## Written task:
In this exercise, reproduce all the entries that follow exactly.

>> Start Supplied data

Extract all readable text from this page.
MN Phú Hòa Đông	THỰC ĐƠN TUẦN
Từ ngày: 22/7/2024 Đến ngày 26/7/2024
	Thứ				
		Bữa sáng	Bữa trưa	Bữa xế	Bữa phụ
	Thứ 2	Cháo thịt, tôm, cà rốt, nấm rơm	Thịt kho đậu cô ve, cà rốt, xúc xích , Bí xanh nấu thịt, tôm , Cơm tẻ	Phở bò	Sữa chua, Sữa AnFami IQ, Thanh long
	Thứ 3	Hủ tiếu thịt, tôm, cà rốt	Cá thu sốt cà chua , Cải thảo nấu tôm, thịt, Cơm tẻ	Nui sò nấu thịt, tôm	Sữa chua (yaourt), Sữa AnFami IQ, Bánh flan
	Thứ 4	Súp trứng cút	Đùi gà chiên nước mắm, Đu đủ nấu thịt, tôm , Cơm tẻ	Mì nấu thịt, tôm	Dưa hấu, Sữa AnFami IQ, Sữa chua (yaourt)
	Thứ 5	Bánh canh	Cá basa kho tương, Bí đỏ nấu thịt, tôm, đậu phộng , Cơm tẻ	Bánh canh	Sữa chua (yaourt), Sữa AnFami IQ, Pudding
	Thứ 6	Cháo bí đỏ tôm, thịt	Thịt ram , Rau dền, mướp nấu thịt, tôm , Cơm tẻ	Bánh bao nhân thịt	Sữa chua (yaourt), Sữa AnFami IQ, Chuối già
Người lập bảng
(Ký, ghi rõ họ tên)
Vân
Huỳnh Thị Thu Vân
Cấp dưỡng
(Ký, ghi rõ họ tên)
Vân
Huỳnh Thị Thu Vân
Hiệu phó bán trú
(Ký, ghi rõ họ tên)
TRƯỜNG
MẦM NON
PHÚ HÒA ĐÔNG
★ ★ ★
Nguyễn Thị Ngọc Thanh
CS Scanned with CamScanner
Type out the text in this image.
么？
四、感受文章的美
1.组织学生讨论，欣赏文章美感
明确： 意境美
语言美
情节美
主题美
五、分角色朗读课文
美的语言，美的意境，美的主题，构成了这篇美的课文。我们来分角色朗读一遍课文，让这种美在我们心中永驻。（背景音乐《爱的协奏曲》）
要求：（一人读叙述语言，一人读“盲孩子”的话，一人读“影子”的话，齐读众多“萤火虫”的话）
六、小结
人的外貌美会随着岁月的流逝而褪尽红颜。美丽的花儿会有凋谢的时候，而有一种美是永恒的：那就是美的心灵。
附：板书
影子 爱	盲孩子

>> End Supplied data

## Output of the task:
Extract all readable text from this page.
MN Phú Hòa Đông	THỰC ĐƠN TUẦN
Từ ngày: 22/7/2024 Đến ngày 26/7/2024
	Thứ				
		Bữa sáng	Bữa trưa	Bữa xế	Bữa phụ
	Thứ 2	Cháo thịt, tôm, cà rốt, nấm rơm	Thịt kho đậu cô ve, cà rốt, xúc xích , Bí xanh nấu thịt, tôm , Cơm tẻ	Phở bò	Sữa chua, Sữa AnFami IQ, Thanh long
	Thứ 3	Hủ tiếu thịt, tôm, cà rốt	Cá thu sốt cà chua , Cải thảo nấu tôm, thịt, Cơm tẻ	Nui sò nấu thịt, tôm	Sữa chua (yaourt), Sữa AnFami IQ, Bánh flan
	Thứ 4	Súp trứng cút	Đùi gà chiên nước mắm, Đu đủ nấu thịt, tôm , Cơm tẻ	Mì nấu thịt, tôm	Dưa hấu, Sữa AnFami IQ, Sữa chua (yaourt)
	Thứ 5	Bánh canh	Cá basa kho tương, Bí đỏ nấu thịt, tôm, đậu phộng , Cơm tẻ	Bánh canh	Sữa chua (yaourt), Sữa AnFami IQ, Pudding
	Thứ 6	Cháo bí đỏ tôm, thịt	Thịt ram , Rau dền, mướp nấu thịt, tôm , Cơm tẻ	Bánh bao nhân thịt	Sữa chua (yaourt), Sữa AnFami IQ, Chuối già
Người lập bảng
(Ký, ghi rõ họ tên)
Vân
Huỳnh Thị Thu Vân
Cấp dưỡng
(Ký, ghi rõ họ tên)
Vân
Huỳnh Thị Thu Vân
Hiệu phó bán trú
(Ký, ghi rõ họ tên)
TRƯỜNG
MẦM NON
PHÚ HÒA ĐÔNG
★ ★ ★
Nguyễn Thị Ngọc Thanh
CS Scanned with CamScanner
Type out the text in this image.
么？
四、感受文章的美
1.组织学生讨论，欣赏文章美感
明确： 意境美
语言美
情节美
主题美
五、分角色朗读课文
美的语言，美的意境，美的主题，构成了这篇美的课文。我们来分角色朗读一遍课文，让这种美在我们心中永驻。（背景音乐《爱的协奏曲》）
要求：（一人读叙述语言，一人读“盲孩子”的话，一人读“影子”的话，齐读众多“萤火虫”的话）
六、小结
人的外貌美会随着岁月的流逝而褪尽红颜。美丽的花儿会有凋谢的时候，而有一种美是永恒的：那就是美的心灵。
附：板书
影子 爱	盲孩子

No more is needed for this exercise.